Data entries:

+---+

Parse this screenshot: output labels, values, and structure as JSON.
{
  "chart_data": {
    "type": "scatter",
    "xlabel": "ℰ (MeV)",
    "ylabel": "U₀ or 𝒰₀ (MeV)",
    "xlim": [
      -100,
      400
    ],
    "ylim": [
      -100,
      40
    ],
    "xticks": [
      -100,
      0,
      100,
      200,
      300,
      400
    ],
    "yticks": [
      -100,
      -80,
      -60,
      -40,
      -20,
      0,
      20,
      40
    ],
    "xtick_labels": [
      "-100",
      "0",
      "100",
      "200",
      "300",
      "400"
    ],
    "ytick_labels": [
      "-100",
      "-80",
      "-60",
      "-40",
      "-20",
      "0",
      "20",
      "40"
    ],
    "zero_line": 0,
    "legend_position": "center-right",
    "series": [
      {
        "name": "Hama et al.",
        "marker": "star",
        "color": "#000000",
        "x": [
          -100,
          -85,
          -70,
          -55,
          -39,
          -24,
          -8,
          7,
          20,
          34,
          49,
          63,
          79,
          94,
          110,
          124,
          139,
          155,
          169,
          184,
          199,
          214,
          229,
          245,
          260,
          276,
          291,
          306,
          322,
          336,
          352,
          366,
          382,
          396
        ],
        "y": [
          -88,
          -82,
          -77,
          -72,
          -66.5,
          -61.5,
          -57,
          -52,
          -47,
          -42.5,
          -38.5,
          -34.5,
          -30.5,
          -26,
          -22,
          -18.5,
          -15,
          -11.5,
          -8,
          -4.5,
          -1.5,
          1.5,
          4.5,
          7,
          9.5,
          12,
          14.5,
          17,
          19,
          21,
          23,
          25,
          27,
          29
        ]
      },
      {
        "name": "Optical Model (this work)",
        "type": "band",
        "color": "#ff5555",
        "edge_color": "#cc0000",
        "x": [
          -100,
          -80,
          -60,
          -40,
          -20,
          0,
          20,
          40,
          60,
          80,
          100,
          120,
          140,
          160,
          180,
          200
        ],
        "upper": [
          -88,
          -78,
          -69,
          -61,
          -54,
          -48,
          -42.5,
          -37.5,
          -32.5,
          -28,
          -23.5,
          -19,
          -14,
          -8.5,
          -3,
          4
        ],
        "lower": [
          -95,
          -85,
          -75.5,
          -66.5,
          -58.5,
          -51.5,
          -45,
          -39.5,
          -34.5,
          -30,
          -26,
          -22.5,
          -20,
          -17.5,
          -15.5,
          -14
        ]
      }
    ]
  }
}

+---+

▶ _YOUR INSTRUCTIONS_
Take the listing above and set it down exactly.

▶ _EXERCISE ANSWER_
Parse this screenshot: output labels, values, and structure as JSON.
{
  "chart_data": {
    "type": "scatter",
    "xlabel": "ℰ (MeV)",
    "ylabel": "U₀ or 𝒰₀ (MeV)",
    "xlim": [
      -100,
      400
    ],
    "ylim": [
      -100,
      40
    ],
    "xticks": [
      -100,
      0,
      100,
      200,
      300,
      400
    ],
    "yticks": [
      -100,
      -80,
      -60,
      -40,
      -20,
      0,
      20,
      40
    ],
    "xtick_labels": [
      "-100",
      "0",
      "100",
      "200",
      "300",
      "400"
    ],
    "ytick_labels": [
      "-100",
      "-80",
      "-60",
      "-40",
      "-20",
      "0",
      "20",
      "40"
    ],
    "zero_line": 0,
    "legend_position": "center-right",
    "series": [
      {
        "name": "Hama et al.",
        "marker": "star",
        "color": "#000000",
        "x": [
          -100,
          -85,
          -70,
          -55,
          -39,
          -24,
          -8,
          7,
          20,
          34,
          49,
          63,
          79,
          94,
          110,
          124,
          139,
          155,
          169,
          184,
          199,
          214,
          229,
          245,
          260,
          276,
          291,
          306,
          322,
          336,
          352,
          366,
          382,
          396
        ],
        "y": [
          -88,
          -82,
          -77,
          -72,
          -66.5,
          -61.5,
          -57,
          -52,
          -47,
          -42.5,
          -38.5,
          -34.5,
          -30.5,
          -26,
          -22,
          -18.5,
          -15,
          -11.5,
          -8,
          -4.5,
          -1.5,
          1.5,
          4.5,
          7,
          9.5,
          12,
          14.5,
          17,
          19,
          21,
          23,
          25,
          27,
          29
        ]
      },
      {
        "name": "Optical Model (this work)",
        "type": "band",
        "color": "#ff5555",
        "edge_color": "#cc0000",
        "x": [
          -100,
          -80,
          -60,
          -40,
          -20,
          0,
          20,
          40,
          60,
          80,
          100,
          120,
          140,
          160,
          180,
          200
        ],
        "upper": [
          -88,
          -78,
          -69,
          -61,
          -54,
          -48,
          -42.5,
          -37.5,
          -32.5,
          -28,
          -23.5,
          -19,
          -14,
          -8.5,
          -3,
          4
        ],
        "lower": [
          -95,
          -85,
          -75.5,
          -66.5,
          -58.5,
          -51.5,
          -45,
          -39.5,
          -34.5,
          -30,
          -26,
          -22.5,
          -20,
          -17.5,
          -15.5,
          -14
        ]
      }
    ]
  }
}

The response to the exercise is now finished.